Written problem:
Look below and pull out each line with the word "Pages".

-- Begin --

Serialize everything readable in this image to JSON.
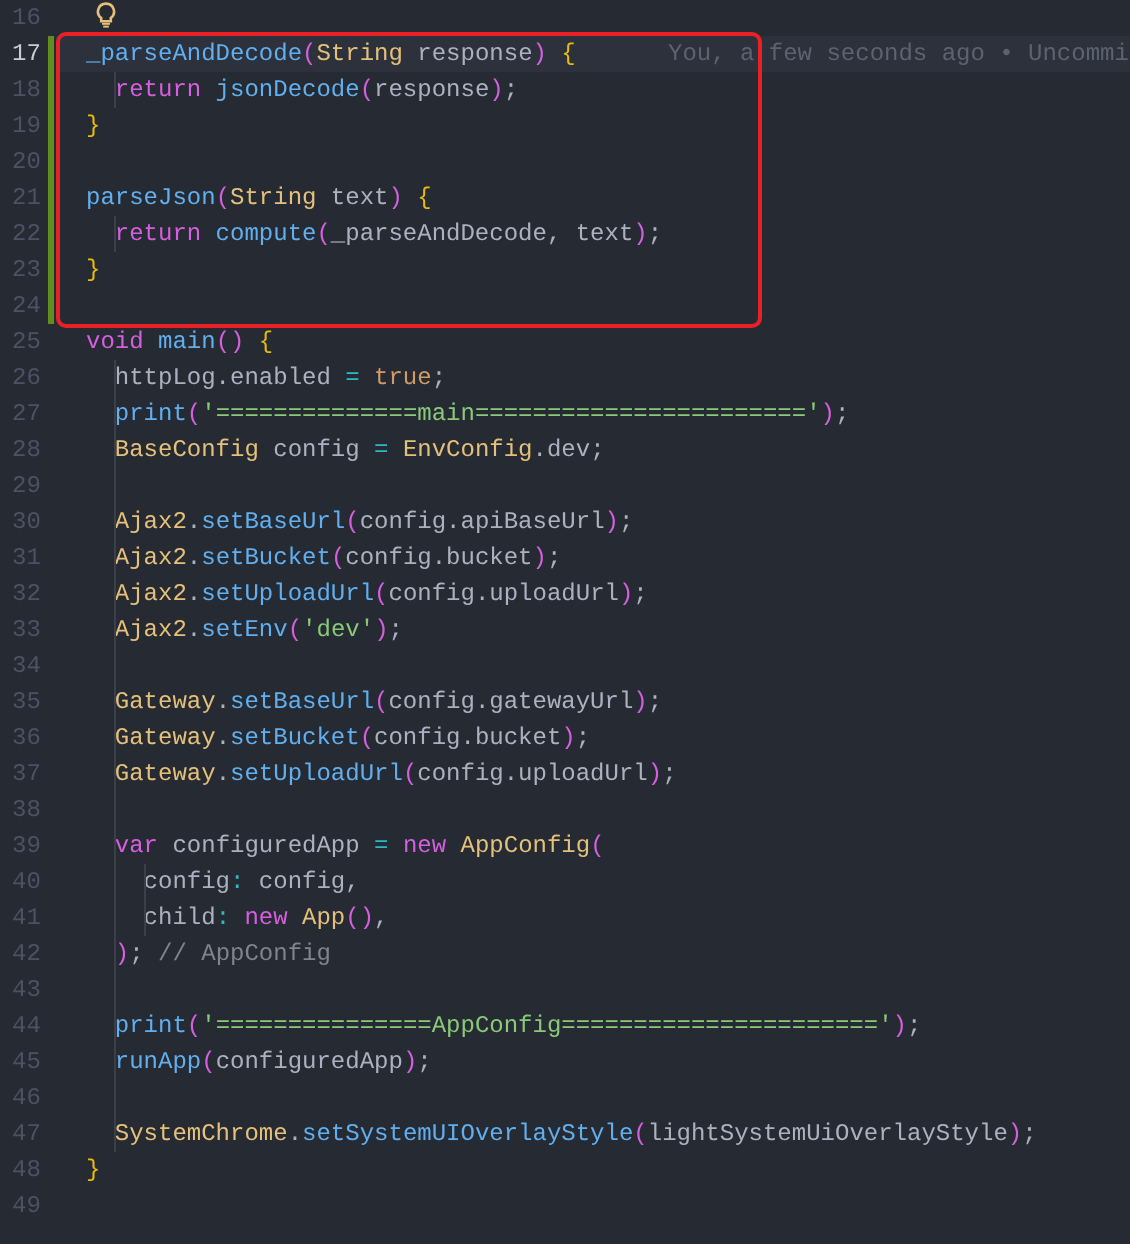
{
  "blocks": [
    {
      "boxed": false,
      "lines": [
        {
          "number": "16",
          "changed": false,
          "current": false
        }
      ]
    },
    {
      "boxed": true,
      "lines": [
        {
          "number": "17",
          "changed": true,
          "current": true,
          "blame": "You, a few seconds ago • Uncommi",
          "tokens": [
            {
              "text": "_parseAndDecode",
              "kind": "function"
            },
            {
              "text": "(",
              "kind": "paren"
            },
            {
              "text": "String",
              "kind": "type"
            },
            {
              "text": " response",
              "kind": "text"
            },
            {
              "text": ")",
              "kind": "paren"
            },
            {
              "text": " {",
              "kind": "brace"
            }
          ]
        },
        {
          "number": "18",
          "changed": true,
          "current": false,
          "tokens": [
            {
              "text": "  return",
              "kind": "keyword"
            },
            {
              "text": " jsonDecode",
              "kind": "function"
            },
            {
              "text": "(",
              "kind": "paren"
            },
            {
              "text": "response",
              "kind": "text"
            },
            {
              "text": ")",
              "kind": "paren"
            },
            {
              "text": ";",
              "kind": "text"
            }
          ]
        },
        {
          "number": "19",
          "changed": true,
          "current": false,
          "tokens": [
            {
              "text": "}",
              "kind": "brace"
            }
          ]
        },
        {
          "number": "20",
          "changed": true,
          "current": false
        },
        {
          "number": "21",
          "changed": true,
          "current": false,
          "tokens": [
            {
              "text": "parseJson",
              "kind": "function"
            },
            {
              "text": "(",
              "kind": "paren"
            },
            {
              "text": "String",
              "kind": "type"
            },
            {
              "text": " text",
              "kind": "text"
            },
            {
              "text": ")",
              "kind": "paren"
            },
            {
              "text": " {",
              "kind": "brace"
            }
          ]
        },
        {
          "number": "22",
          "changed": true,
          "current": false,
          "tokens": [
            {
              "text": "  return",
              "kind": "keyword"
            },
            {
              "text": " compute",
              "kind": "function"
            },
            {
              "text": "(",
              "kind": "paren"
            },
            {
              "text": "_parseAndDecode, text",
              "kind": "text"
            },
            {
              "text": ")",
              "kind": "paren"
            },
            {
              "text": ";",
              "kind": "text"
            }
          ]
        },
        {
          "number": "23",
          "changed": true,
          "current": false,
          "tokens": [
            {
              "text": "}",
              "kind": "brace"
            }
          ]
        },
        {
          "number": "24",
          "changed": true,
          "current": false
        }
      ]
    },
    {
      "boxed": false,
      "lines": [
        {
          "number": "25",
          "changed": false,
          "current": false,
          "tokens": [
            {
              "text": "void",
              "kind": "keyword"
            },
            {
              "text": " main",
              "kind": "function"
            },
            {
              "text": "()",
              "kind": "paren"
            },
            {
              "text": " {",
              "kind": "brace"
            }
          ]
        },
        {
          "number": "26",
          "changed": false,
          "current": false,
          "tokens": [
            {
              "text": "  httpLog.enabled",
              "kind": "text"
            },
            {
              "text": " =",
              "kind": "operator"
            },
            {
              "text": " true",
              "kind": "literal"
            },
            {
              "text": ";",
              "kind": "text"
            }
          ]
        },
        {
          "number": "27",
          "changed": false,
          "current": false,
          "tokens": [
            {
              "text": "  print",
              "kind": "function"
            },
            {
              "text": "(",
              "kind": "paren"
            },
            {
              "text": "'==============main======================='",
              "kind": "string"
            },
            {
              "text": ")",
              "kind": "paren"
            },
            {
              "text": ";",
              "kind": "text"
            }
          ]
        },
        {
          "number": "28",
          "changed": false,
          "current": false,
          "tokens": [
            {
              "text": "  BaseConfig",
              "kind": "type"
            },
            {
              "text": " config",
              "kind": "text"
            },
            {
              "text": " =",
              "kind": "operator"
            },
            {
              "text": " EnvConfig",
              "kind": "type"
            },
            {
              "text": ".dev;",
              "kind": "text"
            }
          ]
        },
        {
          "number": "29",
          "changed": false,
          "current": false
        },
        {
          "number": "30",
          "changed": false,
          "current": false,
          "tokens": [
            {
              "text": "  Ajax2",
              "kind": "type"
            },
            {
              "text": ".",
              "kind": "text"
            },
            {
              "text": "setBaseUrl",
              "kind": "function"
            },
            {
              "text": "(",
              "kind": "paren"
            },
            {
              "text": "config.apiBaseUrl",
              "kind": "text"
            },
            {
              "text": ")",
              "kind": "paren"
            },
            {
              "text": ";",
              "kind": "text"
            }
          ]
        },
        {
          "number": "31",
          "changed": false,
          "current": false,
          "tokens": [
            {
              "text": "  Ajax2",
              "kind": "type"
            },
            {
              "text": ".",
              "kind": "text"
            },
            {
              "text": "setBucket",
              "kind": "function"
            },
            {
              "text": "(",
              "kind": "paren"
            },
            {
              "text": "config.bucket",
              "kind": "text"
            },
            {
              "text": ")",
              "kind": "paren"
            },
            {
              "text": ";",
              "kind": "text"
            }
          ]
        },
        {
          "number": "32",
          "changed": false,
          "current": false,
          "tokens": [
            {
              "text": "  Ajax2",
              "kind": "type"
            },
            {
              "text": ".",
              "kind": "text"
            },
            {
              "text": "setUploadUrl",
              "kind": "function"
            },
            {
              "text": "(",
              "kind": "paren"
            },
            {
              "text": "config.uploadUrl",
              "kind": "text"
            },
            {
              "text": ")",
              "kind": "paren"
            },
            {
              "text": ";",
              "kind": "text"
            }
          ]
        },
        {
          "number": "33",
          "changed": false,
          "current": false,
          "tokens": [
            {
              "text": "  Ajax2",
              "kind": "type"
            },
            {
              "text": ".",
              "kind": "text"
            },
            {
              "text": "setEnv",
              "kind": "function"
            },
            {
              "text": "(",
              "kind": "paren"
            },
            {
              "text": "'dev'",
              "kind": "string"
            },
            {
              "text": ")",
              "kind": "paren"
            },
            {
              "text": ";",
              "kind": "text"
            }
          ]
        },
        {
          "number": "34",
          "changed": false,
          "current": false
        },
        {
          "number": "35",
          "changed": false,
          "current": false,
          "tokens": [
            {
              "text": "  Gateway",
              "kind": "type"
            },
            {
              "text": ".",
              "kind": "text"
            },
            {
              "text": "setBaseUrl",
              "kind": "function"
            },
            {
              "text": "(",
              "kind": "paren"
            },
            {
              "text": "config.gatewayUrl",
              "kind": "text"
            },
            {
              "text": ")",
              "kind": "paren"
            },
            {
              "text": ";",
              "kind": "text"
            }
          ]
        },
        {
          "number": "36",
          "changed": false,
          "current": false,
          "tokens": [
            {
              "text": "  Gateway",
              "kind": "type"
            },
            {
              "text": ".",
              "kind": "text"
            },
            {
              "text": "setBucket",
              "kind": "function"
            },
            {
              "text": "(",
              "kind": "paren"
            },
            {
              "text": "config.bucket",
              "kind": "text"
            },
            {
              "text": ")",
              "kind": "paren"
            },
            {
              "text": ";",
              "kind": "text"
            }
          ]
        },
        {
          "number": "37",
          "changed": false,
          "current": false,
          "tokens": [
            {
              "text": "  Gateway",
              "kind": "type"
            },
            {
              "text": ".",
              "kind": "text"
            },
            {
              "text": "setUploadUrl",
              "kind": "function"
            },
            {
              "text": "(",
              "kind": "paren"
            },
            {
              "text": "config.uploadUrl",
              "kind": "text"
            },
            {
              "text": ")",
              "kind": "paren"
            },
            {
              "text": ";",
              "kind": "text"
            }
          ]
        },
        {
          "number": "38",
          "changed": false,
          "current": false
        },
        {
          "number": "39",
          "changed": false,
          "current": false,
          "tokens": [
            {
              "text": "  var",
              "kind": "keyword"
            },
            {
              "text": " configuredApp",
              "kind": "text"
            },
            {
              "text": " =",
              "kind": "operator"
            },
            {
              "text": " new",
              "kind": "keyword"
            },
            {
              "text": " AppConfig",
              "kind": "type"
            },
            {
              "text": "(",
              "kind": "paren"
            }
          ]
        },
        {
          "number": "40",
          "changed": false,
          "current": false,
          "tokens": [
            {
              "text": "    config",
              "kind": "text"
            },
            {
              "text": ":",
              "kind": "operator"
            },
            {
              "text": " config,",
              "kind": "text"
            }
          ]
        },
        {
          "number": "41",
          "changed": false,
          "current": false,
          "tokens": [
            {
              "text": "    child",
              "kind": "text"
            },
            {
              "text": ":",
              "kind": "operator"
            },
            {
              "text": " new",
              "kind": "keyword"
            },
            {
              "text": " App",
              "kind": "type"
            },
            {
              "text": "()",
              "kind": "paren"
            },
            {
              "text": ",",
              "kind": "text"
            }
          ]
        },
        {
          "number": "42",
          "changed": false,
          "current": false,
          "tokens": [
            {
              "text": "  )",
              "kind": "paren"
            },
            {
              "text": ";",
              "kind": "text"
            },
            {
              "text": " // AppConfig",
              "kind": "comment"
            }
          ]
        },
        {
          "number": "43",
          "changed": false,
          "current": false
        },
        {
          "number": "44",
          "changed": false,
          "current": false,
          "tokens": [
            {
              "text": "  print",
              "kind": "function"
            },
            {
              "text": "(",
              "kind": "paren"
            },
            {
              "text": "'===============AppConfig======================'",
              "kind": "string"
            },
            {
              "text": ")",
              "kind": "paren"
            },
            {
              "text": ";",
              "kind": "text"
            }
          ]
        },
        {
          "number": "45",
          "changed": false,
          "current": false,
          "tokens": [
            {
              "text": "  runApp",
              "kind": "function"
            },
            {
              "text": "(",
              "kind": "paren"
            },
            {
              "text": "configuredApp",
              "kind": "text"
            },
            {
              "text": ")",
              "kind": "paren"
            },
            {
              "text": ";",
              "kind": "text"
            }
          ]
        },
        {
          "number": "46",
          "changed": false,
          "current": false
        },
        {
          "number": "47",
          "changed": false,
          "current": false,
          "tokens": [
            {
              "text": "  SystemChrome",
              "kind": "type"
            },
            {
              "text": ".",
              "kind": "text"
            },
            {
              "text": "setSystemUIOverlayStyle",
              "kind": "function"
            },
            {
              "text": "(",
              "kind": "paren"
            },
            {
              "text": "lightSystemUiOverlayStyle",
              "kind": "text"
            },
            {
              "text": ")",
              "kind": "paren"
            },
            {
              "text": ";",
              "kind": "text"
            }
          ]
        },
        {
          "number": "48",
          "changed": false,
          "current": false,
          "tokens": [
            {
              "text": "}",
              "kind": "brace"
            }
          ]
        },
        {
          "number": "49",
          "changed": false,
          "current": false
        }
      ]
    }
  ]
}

-- End --
-- Begin --

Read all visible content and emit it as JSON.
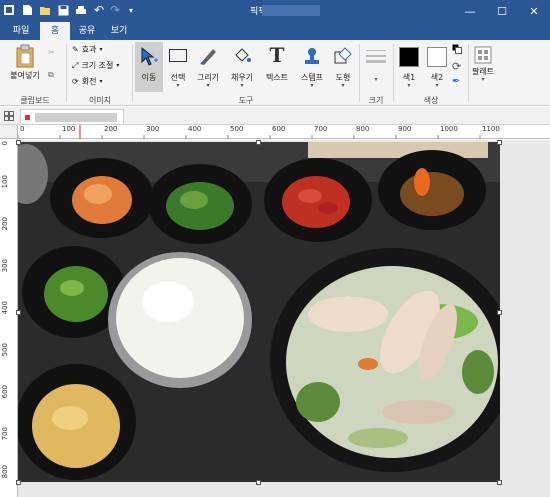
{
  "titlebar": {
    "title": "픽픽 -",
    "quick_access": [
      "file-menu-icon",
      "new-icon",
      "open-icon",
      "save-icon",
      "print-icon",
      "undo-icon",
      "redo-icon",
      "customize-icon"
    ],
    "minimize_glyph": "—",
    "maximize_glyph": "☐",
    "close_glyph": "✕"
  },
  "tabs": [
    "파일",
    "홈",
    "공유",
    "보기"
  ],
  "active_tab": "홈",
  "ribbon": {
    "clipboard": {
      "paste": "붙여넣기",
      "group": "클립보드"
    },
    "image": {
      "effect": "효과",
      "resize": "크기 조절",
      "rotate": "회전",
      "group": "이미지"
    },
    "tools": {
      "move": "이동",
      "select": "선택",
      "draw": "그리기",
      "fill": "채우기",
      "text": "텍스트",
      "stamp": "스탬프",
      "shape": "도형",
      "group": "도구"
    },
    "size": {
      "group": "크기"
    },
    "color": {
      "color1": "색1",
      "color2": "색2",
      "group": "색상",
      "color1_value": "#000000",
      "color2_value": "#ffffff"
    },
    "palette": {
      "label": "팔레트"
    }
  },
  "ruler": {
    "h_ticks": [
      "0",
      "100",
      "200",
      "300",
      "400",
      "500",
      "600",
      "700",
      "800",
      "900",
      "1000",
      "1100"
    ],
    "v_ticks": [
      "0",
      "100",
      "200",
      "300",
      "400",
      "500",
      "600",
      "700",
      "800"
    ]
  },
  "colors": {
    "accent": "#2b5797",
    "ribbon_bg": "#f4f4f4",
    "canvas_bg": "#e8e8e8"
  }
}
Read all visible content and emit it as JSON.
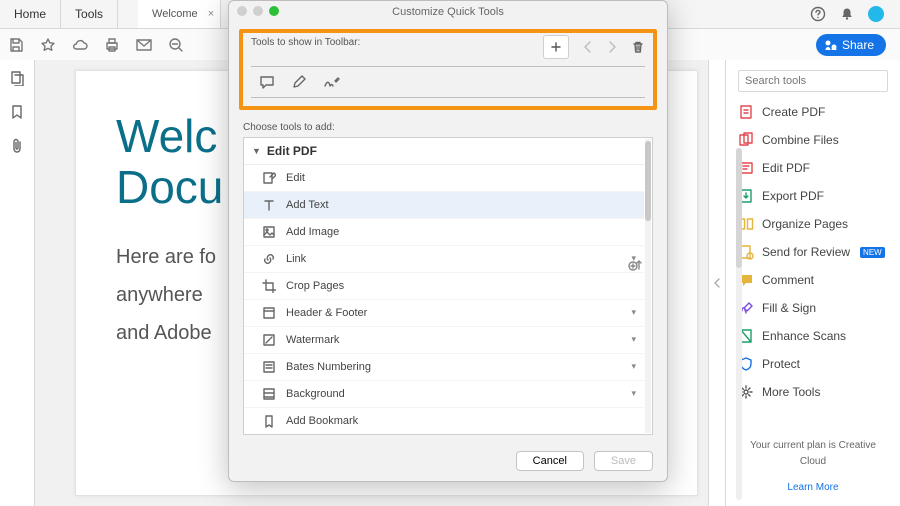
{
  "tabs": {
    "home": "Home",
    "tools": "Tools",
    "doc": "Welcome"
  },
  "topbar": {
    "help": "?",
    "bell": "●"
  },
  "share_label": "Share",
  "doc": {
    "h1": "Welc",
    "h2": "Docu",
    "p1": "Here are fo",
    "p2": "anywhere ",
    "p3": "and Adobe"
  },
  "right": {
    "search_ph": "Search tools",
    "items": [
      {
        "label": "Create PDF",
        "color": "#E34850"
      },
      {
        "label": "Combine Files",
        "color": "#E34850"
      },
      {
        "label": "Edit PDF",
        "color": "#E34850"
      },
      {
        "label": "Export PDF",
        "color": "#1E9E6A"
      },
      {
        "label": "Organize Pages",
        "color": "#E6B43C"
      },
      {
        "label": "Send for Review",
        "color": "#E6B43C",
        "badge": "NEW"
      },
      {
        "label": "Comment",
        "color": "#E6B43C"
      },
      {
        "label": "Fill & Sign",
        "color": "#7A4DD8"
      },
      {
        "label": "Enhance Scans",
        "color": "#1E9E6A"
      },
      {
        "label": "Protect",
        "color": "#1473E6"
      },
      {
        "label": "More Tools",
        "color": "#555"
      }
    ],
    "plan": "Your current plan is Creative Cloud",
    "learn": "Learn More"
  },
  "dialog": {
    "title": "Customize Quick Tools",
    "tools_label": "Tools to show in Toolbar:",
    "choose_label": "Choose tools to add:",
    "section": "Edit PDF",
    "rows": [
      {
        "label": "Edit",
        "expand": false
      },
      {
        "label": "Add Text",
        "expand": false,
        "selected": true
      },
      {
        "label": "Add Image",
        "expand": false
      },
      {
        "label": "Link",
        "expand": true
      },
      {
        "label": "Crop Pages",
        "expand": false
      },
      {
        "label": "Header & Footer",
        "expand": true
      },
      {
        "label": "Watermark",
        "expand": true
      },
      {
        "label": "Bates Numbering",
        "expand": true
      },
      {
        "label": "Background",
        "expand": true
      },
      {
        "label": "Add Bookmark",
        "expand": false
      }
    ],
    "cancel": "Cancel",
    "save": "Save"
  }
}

-- End --
-- Begin --

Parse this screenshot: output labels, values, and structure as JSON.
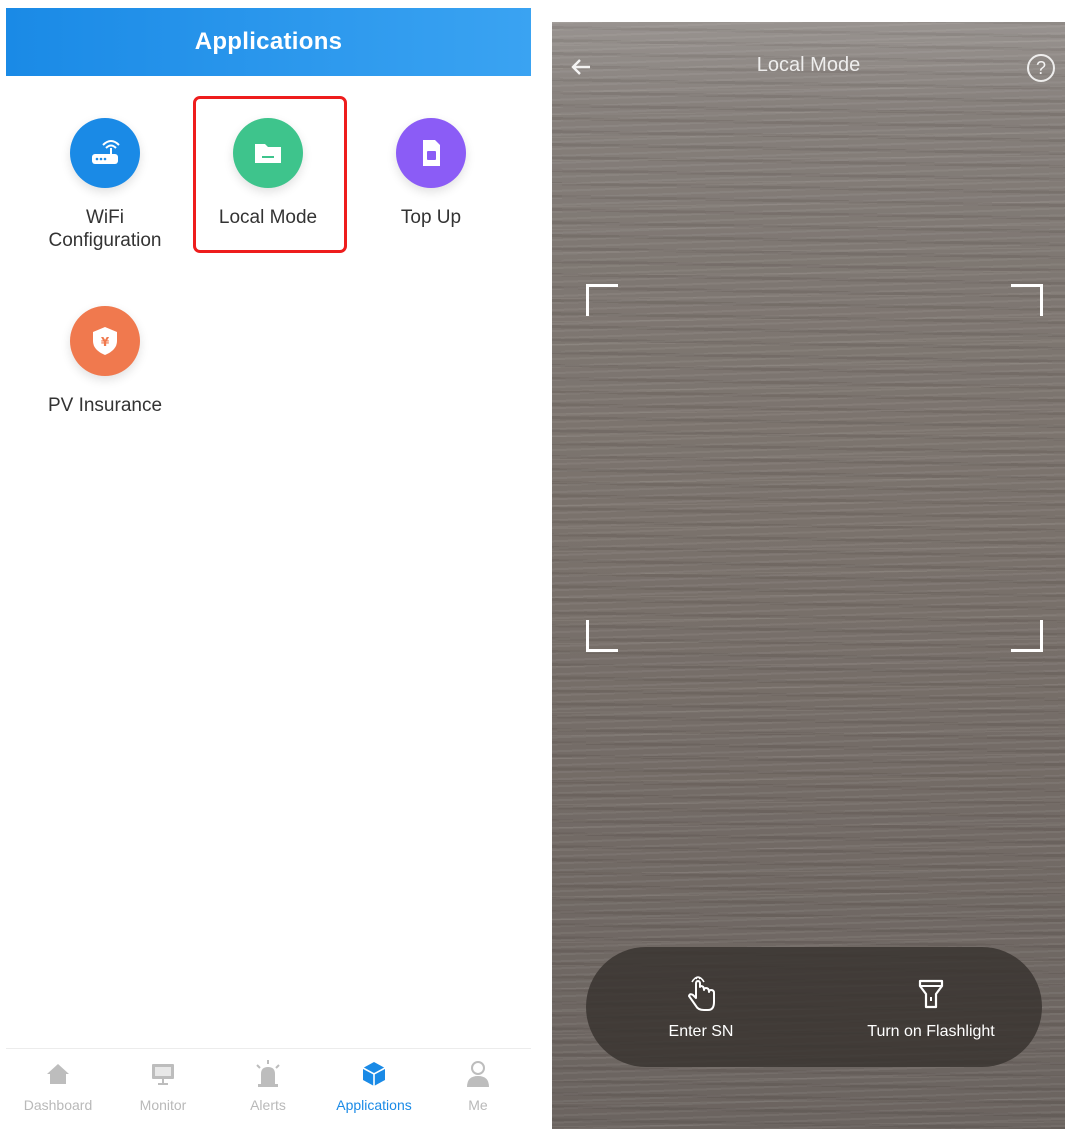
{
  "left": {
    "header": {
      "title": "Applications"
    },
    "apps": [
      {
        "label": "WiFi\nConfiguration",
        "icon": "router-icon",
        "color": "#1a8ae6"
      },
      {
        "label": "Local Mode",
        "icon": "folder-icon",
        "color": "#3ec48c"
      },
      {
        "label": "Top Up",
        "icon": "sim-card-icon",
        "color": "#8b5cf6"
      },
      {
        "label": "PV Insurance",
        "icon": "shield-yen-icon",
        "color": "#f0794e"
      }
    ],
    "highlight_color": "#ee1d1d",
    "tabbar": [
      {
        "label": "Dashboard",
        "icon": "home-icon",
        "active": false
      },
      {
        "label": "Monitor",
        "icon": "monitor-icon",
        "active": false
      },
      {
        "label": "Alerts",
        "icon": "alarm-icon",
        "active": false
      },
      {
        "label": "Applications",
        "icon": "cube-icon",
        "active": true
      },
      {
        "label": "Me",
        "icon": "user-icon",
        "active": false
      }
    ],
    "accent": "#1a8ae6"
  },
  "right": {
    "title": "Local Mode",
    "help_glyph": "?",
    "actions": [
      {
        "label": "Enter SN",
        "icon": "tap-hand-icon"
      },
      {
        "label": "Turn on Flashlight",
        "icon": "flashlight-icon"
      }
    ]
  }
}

-- End --

Solution:
        "label": "Organize Pages",
        "label": "Crop Pages",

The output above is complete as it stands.